◆ **WORKING DATA**
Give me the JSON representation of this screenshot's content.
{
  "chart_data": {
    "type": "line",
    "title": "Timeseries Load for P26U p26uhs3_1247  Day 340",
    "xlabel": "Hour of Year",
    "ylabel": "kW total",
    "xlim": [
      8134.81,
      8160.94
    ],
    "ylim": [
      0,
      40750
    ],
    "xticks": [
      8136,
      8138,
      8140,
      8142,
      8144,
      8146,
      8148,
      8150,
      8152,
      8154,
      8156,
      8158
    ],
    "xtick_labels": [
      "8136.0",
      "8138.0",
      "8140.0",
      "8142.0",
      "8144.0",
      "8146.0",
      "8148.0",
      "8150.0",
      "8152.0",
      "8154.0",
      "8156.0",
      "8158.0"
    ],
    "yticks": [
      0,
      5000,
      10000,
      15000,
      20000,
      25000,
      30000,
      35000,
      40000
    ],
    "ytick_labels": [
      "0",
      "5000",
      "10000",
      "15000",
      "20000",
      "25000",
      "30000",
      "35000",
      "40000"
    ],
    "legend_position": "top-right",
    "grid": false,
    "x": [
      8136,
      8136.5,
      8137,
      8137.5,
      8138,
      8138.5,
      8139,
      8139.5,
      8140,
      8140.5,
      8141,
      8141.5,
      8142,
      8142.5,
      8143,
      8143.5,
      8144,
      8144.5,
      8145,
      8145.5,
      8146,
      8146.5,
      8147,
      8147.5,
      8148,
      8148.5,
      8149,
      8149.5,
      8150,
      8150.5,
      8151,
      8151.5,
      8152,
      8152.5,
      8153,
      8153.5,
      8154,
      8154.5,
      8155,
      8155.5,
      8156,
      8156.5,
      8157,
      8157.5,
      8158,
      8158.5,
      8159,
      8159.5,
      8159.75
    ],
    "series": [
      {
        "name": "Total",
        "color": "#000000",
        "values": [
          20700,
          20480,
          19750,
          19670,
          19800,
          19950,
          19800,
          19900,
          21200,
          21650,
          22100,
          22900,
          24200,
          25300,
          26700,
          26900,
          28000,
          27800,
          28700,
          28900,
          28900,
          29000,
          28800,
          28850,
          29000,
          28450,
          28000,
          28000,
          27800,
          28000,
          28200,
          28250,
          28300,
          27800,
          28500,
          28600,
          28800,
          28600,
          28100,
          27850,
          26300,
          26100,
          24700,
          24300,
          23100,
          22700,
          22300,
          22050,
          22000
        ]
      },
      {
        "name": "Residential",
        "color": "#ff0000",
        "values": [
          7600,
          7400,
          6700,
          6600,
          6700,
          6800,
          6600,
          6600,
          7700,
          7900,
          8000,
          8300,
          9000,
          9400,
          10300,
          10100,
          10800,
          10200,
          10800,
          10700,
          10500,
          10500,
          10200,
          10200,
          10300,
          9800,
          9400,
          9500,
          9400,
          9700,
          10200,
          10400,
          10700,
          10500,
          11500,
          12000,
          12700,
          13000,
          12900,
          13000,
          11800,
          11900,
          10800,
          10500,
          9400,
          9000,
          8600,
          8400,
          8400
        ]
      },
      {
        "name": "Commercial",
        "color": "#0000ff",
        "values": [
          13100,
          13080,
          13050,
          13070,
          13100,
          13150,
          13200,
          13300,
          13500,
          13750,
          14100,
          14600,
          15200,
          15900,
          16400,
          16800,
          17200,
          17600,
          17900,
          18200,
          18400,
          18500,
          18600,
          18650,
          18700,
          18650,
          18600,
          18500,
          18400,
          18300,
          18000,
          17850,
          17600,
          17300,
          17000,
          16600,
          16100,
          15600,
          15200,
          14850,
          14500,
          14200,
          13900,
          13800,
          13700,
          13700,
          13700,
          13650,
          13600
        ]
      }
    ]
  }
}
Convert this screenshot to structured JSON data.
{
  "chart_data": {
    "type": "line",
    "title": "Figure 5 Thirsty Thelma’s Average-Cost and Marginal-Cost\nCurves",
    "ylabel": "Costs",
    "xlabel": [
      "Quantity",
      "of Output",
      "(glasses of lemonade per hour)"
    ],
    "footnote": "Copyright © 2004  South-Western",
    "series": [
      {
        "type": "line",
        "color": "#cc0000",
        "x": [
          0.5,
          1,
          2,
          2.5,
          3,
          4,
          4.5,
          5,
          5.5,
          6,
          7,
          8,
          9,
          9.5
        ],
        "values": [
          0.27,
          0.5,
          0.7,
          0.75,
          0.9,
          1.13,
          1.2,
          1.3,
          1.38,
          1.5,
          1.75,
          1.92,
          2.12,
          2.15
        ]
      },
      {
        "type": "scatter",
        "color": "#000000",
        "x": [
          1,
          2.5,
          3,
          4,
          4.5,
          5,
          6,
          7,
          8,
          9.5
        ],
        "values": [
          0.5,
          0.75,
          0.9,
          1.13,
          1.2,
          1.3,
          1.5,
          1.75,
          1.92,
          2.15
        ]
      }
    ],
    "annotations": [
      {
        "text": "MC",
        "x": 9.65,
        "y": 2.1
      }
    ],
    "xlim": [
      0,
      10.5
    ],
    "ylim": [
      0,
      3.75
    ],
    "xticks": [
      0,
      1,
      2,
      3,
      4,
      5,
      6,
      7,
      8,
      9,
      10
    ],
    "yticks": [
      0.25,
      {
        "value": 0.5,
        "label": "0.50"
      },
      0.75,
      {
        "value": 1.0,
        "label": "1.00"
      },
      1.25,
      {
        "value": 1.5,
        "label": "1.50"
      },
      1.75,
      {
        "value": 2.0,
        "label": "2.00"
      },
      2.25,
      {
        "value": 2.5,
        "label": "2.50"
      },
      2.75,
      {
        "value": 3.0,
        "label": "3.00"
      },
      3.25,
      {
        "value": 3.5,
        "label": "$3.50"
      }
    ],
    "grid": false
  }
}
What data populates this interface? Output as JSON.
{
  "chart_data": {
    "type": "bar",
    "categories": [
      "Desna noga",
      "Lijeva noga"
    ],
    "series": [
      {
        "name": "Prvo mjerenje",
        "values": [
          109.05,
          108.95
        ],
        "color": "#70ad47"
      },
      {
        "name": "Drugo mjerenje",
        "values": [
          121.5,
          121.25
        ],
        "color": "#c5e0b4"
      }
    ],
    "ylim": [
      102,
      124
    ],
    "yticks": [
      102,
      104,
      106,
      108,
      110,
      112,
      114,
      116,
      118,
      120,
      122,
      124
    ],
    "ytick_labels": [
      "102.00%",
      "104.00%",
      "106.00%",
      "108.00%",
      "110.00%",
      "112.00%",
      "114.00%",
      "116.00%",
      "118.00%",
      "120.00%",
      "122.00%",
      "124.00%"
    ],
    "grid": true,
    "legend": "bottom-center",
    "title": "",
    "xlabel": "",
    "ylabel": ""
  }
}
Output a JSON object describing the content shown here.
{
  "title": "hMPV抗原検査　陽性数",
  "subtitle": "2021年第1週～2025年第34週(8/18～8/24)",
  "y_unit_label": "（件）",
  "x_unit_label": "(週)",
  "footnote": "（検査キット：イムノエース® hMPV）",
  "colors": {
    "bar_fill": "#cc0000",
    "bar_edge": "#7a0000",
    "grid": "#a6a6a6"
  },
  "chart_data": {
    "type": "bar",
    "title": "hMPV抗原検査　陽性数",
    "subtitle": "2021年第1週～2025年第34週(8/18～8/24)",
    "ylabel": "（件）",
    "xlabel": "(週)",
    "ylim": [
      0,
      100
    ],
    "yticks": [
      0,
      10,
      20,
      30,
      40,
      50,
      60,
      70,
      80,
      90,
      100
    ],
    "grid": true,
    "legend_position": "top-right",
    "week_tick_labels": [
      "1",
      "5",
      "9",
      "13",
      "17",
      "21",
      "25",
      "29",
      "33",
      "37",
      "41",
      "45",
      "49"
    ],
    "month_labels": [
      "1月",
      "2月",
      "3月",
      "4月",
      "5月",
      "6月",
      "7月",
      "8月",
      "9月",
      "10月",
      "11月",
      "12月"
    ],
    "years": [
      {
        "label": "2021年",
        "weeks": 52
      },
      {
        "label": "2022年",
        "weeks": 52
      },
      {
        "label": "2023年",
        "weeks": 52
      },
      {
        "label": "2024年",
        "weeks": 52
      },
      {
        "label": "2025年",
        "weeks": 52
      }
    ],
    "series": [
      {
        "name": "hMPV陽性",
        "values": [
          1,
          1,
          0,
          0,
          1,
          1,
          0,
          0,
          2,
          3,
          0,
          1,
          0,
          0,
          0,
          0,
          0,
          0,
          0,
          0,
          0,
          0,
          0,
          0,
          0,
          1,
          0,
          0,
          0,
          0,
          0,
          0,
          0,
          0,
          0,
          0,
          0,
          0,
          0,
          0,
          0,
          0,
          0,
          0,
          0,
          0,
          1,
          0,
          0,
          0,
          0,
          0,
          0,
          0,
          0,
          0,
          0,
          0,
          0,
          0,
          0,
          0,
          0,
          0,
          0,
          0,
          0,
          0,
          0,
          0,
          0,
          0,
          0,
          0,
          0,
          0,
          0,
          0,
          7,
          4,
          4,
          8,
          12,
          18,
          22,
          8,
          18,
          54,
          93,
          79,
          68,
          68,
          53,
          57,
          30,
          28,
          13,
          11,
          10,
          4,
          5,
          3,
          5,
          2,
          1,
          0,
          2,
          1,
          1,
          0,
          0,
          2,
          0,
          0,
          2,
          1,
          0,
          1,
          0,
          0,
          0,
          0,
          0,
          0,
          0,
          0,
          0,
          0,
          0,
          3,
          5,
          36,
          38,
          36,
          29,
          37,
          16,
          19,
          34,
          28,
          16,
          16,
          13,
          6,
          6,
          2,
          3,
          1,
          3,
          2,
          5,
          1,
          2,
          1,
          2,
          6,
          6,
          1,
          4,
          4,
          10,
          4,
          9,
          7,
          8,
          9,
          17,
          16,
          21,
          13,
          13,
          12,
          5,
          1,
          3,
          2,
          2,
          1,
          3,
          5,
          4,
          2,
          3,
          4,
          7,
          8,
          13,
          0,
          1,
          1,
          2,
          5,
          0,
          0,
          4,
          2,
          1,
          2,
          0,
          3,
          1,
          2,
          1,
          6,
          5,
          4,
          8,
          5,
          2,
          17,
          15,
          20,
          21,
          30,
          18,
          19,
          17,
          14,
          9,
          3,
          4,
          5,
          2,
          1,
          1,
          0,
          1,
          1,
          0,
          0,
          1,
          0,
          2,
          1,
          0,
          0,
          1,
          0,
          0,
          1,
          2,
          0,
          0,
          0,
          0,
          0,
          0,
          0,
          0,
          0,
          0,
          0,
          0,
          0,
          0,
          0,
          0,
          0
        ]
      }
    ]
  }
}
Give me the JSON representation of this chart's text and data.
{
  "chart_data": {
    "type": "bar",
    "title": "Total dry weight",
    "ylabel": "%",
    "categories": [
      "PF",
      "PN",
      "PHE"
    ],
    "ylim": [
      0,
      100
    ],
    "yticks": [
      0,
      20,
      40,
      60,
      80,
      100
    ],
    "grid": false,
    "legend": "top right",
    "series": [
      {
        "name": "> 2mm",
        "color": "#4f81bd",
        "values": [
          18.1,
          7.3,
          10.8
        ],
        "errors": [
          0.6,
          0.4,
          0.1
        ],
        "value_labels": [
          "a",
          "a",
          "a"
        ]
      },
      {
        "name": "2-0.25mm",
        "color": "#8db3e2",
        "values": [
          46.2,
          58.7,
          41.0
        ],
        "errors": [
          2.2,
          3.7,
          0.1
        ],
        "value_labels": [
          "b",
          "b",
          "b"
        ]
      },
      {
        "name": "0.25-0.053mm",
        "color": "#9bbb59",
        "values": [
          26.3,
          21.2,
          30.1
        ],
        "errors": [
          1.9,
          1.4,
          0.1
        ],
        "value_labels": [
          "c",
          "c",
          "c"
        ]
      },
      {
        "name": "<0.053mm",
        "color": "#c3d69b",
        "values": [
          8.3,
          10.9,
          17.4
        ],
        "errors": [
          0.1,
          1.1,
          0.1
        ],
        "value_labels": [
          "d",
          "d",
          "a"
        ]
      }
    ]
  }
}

◆ **WRITTEN REQUEST**
Look through the entries and find each line that has the string "screenshot". Copy those lines.

◆ **OUTPUT FOR THIS EXERCISE**
Give me the JSON representation of this screenshot's content.
Convert this screenshot to structured JSON data.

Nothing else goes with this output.